Requirements: Update everything from the start of the data down to the line containing "folder-icon [126, 298, 146, 318]" by swapping "forward-button" for "next-button" and leaving the rest unchanged. Return only those lines.
===
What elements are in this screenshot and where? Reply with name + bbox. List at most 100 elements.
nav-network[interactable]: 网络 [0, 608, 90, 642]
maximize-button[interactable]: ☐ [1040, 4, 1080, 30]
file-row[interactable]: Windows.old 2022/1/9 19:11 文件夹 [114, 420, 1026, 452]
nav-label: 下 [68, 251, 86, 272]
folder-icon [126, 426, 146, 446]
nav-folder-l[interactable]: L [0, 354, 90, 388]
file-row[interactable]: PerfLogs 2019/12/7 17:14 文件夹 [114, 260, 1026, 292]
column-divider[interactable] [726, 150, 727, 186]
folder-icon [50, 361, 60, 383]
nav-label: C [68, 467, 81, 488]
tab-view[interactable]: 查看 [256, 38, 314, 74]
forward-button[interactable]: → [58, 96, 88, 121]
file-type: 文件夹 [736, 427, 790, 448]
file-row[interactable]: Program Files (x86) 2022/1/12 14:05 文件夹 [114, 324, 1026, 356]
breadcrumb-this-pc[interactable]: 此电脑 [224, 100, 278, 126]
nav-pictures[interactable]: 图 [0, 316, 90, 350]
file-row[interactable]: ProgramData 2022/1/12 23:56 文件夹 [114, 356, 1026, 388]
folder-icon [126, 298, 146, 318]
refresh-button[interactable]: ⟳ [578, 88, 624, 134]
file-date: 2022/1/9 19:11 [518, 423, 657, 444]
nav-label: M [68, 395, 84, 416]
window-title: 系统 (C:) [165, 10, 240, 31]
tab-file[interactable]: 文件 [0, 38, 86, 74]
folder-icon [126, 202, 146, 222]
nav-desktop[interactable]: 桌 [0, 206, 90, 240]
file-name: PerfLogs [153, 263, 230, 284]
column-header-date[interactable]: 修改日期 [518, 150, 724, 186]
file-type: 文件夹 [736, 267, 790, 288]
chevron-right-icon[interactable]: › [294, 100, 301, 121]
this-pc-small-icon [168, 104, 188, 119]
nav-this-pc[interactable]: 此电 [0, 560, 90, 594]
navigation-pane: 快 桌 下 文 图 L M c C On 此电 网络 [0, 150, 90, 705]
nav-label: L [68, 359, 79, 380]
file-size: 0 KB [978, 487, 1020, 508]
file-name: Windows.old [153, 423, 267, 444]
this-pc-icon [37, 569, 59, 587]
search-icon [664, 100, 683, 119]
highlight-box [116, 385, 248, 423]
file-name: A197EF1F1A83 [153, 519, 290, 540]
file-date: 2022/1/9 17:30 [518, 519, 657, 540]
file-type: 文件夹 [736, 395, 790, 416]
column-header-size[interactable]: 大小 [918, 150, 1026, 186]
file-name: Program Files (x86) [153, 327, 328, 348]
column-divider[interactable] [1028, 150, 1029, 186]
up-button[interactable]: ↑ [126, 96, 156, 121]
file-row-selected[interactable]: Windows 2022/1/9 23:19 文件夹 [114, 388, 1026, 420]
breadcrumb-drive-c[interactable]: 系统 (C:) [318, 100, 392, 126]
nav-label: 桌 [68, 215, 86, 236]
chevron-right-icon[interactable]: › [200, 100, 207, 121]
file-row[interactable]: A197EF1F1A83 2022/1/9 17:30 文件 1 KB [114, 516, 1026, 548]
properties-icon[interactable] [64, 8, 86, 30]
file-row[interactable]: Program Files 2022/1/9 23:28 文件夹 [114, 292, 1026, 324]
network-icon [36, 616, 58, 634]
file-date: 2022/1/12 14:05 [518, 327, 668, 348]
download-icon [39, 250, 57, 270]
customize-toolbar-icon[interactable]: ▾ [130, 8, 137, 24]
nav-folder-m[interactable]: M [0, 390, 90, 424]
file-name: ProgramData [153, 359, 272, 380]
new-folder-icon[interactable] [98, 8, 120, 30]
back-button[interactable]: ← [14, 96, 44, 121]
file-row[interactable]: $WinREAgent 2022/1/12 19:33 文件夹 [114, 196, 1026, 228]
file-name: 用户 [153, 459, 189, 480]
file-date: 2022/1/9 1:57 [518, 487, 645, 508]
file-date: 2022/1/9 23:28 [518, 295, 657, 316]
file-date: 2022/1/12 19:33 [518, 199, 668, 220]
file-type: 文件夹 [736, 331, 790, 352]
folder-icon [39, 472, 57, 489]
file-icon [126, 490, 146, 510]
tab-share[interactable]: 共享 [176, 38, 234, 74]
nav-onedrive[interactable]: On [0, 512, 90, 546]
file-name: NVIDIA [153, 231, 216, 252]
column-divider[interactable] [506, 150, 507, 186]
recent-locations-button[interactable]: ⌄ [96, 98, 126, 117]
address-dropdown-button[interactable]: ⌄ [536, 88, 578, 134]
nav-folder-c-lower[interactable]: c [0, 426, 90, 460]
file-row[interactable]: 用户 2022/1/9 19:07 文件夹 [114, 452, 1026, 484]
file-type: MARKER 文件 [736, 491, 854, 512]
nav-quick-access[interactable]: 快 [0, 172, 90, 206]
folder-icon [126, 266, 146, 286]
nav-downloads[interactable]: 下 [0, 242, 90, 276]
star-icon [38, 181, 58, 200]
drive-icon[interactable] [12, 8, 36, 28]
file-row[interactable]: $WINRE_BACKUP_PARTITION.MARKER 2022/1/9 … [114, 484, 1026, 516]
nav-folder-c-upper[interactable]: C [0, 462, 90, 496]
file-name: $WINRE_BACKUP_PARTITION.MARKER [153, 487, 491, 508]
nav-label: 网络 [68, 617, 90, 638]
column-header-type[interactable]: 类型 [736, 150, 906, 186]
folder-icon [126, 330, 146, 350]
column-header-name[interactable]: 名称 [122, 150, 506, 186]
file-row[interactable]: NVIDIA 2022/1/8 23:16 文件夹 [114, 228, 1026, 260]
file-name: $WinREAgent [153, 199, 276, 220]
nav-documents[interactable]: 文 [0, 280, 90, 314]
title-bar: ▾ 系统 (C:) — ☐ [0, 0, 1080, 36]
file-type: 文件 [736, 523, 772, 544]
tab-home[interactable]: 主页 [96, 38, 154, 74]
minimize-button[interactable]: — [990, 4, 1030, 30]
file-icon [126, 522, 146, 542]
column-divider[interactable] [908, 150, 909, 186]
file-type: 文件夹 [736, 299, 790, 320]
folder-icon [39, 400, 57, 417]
===
Complete response:
What elements are in this screenshot and where? Reply with name + bbox. List at most 100 elements.
nav-network[interactable]: 网络 [0, 608, 90, 642]
maximize-button[interactable]: ☐ [1040, 4, 1080, 30]
file-row[interactable]: Windows.old 2022/1/9 19:11 文件夹 [114, 420, 1026, 452]
nav-label: 下 [68, 251, 86, 272]
folder-icon [126, 426, 146, 446]
nav-folder-l[interactable]: L [0, 354, 90, 388]
file-row[interactable]: PerfLogs 2019/12/7 17:14 文件夹 [114, 260, 1026, 292]
column-divider[interactable] [726, 150, 727, 186]
folder-icon [50, 361, 60, 383]
nav-label: C [68, 467, 81, 488]
tab-view[interactable]: 查看 [256, 38, 314, 74]
next-button[interactable]: → [58, 96, 88, 121]
file-type: 文件夹 [736, 427, 790, 448]
file-row[interactable]: Program Files (x86) 2022/1/12 14:05 文件夹 [114, 324, 1026, 356]
breadcrumb-this-pc[interactable]: 此电脑 [224, 100, 278, 126]
nav-pictures[interactable]: 图 [0, 316, 90, 350]
file-row[interactable]: ProgramData 2022/1/12 23:56 文件夹 [114, 356, 1026, 388]
folder-icon [126, 298, 146, 318]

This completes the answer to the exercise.